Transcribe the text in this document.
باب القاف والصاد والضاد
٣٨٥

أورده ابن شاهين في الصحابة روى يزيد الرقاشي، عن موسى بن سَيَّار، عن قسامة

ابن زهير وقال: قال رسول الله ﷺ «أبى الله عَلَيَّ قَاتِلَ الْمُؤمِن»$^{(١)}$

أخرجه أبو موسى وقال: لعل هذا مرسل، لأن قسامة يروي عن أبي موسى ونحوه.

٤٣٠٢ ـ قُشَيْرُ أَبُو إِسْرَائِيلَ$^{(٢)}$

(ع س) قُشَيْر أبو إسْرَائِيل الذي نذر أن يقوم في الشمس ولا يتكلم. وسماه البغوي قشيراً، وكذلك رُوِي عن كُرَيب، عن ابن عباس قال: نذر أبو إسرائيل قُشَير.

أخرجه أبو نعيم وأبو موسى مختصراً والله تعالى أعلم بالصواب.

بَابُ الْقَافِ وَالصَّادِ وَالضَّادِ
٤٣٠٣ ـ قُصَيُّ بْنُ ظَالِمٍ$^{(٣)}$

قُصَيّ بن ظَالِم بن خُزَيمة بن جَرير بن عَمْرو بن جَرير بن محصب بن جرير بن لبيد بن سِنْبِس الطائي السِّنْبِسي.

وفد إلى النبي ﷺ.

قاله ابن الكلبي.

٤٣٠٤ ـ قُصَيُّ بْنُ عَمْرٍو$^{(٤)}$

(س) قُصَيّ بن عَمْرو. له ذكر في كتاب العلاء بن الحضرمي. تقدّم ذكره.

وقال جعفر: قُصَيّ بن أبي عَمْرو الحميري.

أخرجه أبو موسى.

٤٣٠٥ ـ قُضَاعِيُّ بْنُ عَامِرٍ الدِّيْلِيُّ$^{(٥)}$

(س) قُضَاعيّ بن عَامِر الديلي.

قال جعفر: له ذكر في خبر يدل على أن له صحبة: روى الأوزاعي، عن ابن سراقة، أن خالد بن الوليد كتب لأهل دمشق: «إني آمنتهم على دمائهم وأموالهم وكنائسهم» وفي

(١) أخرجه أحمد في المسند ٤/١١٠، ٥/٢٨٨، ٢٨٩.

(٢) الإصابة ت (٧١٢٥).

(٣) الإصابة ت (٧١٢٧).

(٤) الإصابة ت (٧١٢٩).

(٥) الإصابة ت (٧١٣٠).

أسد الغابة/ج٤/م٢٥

- - -

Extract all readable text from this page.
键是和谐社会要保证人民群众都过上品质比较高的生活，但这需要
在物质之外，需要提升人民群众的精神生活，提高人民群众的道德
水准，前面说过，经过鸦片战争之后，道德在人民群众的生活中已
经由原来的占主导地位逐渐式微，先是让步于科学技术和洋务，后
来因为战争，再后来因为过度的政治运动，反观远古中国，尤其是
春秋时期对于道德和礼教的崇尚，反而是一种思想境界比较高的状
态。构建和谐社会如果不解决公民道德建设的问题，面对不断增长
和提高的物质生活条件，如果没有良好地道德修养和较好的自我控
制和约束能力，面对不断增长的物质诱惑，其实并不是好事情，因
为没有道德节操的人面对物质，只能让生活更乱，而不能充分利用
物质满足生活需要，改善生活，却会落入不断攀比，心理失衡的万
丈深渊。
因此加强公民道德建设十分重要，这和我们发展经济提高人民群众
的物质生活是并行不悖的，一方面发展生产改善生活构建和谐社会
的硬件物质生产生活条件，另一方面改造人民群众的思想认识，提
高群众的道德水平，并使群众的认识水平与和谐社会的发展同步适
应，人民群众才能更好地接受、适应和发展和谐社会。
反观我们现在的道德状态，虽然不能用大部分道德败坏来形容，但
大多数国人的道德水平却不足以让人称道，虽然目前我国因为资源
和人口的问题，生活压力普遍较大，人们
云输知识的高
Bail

- - -

=== PROBLEM DETAILS ===
In the entries above, identify every line with the string "وقال".

=== OUTPUT OF THE TASK ===
ابن زهير وقال: قال رسول الله ﷺ «أبى الله عَلَيَّ قَاتِلَ الْمُؤمِن»$^{(١)}$
أخرجه أبو موسى وقال: لعل هذا مرسل، لأن قسامة يروي عن أبي موسى ونحوه.
وقال جعفر: قُصَيّ بن أبي عَمْرو الحميري.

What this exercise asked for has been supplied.